Data to process start
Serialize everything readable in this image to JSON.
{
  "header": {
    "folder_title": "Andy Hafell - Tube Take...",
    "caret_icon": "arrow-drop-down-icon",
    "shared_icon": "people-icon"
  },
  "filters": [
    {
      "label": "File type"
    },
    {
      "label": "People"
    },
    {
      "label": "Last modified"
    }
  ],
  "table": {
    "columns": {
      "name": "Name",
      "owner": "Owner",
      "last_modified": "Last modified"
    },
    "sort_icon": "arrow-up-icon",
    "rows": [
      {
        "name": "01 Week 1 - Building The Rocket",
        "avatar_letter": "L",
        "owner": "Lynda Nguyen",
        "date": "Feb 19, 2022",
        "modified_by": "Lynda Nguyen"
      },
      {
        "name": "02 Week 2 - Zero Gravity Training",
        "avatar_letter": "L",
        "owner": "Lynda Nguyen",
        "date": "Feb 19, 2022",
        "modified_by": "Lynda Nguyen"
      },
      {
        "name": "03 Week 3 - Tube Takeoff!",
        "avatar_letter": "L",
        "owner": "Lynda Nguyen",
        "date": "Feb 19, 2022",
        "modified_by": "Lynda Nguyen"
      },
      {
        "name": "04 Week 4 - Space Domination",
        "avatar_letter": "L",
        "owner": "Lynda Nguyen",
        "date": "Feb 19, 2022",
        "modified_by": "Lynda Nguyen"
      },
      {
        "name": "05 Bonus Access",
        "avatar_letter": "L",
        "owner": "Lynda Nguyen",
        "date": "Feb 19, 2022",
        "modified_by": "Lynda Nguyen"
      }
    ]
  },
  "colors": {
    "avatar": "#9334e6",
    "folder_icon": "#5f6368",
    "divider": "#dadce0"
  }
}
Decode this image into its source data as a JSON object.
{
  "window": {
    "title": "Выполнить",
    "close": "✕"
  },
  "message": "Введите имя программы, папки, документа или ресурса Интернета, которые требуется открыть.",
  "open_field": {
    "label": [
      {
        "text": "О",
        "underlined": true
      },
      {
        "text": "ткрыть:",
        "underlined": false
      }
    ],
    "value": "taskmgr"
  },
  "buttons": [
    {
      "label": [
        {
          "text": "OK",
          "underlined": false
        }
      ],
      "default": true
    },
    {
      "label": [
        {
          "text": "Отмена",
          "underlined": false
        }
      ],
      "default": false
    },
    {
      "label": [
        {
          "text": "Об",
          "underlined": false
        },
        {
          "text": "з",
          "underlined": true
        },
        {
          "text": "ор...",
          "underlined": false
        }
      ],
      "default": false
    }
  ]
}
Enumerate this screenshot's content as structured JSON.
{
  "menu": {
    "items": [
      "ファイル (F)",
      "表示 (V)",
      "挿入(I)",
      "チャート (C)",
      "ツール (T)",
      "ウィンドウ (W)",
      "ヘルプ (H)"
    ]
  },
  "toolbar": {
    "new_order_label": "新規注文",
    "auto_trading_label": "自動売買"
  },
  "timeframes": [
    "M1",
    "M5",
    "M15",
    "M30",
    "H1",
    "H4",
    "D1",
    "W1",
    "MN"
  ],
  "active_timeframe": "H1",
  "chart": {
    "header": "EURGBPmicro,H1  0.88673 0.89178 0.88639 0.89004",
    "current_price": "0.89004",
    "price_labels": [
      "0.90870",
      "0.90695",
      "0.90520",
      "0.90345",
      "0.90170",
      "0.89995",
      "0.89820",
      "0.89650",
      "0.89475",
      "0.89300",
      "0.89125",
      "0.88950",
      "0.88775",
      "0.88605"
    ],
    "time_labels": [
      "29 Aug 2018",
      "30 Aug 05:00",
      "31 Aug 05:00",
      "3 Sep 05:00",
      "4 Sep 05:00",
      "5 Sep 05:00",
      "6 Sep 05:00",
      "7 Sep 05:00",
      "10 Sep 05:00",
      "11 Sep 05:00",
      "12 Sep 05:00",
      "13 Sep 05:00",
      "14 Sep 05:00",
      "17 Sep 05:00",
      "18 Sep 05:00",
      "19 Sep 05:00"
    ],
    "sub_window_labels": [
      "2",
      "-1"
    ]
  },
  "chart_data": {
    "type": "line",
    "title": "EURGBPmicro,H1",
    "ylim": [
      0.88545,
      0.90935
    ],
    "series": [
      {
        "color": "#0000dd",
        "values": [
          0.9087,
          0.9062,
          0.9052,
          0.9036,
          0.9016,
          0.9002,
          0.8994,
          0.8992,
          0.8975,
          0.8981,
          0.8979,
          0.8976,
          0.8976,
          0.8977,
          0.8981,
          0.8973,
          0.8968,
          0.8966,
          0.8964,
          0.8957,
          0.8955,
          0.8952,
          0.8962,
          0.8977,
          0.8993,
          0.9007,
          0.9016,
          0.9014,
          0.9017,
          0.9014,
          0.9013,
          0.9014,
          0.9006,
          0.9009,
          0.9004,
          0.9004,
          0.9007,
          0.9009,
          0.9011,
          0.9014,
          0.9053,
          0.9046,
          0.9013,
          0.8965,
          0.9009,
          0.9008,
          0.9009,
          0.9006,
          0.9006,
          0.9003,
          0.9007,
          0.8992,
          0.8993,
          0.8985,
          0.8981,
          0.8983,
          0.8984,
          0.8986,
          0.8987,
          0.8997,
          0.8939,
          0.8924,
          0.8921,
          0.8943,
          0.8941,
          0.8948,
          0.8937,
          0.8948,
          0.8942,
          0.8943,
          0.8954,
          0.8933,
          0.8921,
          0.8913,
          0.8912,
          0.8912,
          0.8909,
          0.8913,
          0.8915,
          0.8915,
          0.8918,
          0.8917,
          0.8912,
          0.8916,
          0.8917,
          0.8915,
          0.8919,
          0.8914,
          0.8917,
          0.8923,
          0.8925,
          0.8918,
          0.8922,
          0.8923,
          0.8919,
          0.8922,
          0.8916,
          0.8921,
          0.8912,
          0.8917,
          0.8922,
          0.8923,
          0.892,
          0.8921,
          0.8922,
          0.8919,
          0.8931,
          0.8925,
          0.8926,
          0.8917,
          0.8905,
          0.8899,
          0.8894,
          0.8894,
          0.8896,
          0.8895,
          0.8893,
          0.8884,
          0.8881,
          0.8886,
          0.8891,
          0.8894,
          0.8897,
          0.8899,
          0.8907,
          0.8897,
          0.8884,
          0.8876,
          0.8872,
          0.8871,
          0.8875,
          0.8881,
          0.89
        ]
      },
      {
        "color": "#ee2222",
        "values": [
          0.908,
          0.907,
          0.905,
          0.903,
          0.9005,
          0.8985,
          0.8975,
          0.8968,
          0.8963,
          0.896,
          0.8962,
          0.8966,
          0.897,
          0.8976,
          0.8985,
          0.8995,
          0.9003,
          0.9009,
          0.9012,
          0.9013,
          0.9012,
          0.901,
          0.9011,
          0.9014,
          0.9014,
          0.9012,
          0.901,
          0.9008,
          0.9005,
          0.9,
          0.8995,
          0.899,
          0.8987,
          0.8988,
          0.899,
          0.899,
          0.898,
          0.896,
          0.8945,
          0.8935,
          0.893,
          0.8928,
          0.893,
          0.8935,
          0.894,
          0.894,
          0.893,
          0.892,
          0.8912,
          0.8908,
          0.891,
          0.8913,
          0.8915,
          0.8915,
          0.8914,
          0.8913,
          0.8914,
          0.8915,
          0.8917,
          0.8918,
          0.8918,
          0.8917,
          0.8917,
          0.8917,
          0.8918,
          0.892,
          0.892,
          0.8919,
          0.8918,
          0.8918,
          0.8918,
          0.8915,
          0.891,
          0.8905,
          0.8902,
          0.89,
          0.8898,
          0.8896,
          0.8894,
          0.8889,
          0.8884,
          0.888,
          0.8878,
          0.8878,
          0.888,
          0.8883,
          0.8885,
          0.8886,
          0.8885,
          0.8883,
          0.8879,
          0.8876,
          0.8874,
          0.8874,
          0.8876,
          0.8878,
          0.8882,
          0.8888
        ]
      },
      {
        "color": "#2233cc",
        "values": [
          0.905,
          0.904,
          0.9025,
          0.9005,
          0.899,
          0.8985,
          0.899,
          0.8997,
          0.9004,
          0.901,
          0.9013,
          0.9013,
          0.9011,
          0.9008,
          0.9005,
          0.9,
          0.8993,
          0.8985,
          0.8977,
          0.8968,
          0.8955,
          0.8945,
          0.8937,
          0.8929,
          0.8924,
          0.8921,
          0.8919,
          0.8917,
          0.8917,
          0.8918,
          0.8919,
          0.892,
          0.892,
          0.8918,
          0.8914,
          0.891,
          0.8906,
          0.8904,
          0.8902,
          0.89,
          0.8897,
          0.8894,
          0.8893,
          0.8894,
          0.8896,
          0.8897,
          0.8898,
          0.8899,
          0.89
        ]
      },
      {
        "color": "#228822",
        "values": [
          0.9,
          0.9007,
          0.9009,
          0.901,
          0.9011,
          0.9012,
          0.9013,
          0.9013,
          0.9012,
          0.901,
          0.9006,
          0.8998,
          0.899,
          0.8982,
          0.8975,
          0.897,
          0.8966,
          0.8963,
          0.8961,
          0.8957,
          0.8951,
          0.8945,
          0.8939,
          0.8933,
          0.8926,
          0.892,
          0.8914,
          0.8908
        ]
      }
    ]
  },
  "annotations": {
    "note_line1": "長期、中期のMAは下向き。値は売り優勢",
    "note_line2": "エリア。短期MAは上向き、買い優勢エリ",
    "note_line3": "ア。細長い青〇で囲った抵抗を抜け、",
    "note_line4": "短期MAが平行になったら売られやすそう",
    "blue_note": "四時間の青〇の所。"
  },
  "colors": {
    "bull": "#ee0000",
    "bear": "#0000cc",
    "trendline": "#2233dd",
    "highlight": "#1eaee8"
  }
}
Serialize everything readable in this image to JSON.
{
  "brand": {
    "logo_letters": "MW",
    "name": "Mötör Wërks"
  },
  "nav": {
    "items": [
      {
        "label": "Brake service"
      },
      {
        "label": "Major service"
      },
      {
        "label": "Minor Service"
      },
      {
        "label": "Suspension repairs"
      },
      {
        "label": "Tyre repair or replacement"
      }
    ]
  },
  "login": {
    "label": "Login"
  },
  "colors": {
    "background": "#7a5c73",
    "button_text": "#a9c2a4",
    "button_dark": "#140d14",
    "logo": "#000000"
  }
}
Data to process end
__Task__:
Show every line that contains the word "EURGBPmicro".

__Reply__:
    "header": "EURGBPmicro,H1  0.88673 0.89178 0.88639 0.89004",
    "title": "EURGBPmicro,H1",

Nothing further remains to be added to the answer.